-- Start of Listing --

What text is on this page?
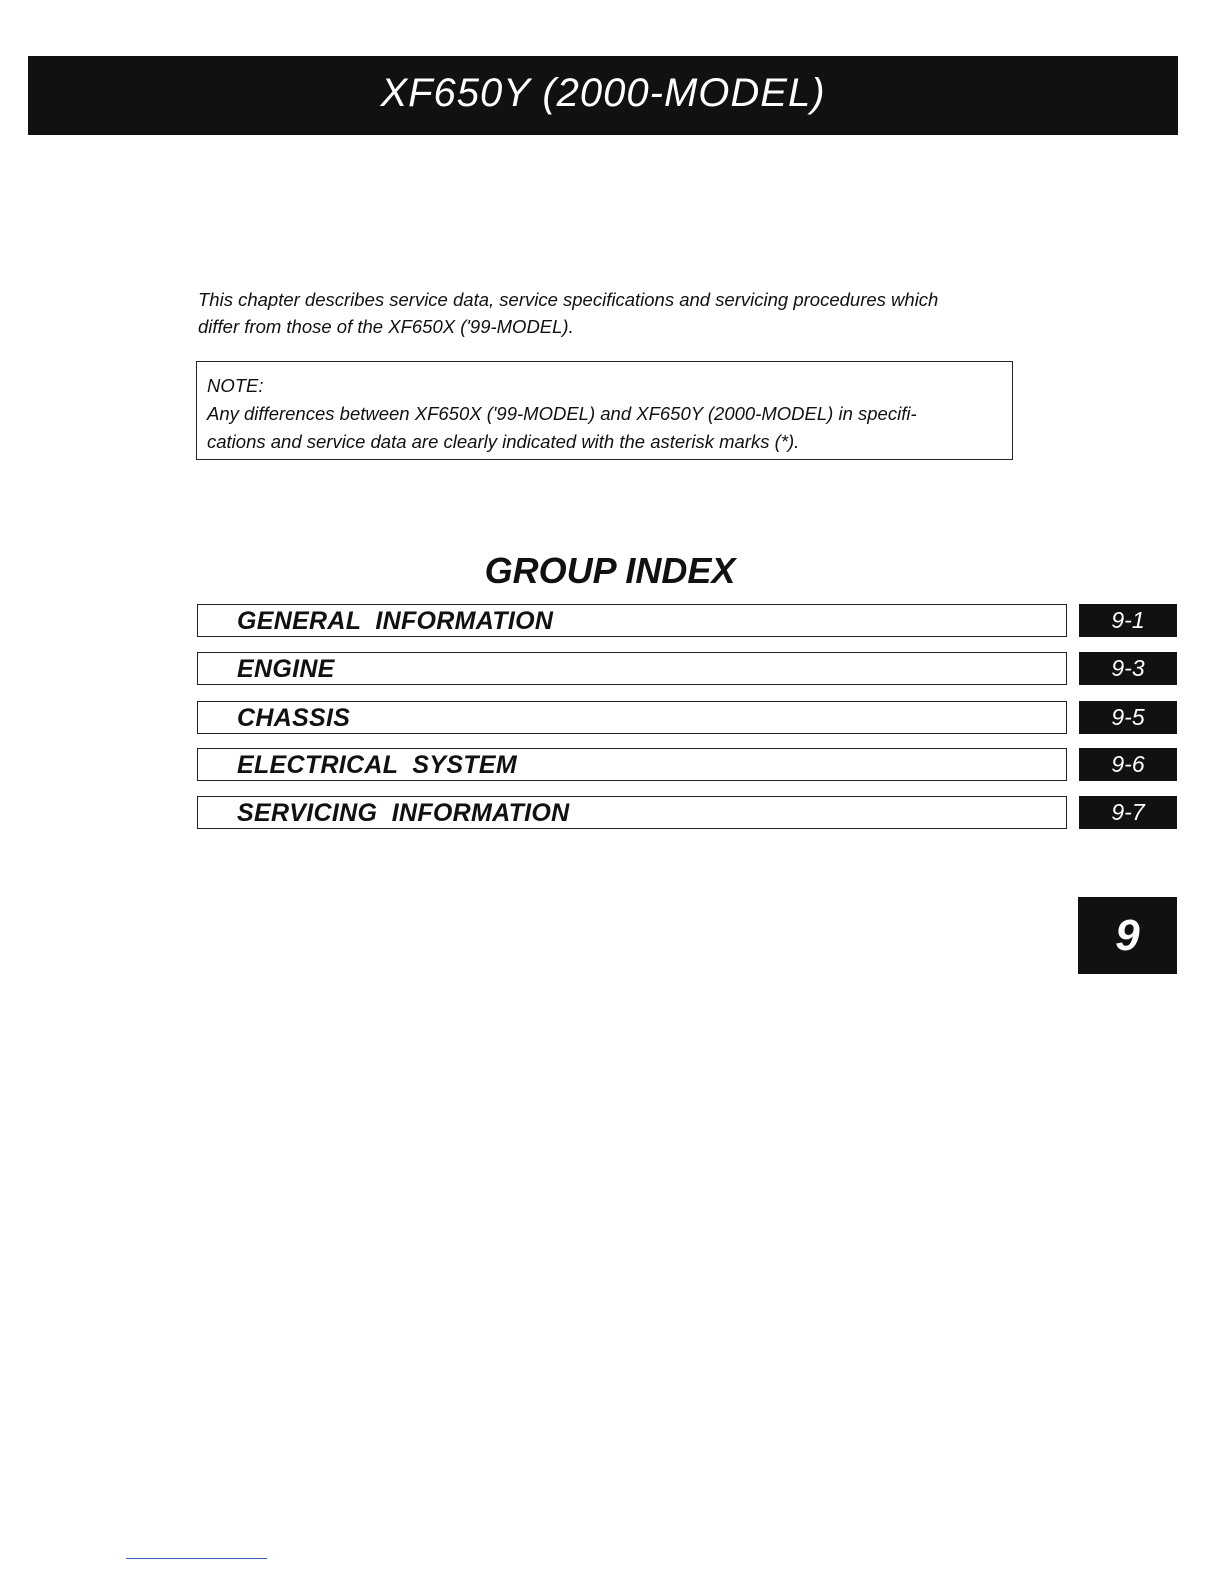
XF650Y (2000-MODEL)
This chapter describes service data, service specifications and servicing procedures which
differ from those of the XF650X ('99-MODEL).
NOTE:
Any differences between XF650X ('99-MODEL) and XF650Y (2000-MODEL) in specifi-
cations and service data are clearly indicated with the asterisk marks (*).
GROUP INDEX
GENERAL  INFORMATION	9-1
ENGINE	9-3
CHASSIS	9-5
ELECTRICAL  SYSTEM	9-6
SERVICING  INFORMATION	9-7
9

-- End of Listing --

*Stated exercise:*
Pick each line holding the word "service" out of the data and copy it.

*Response below:*
This chapter describes service data, service specifications and servicing procedures which
cations and service data are clearly indicated with the asterisk marks (*).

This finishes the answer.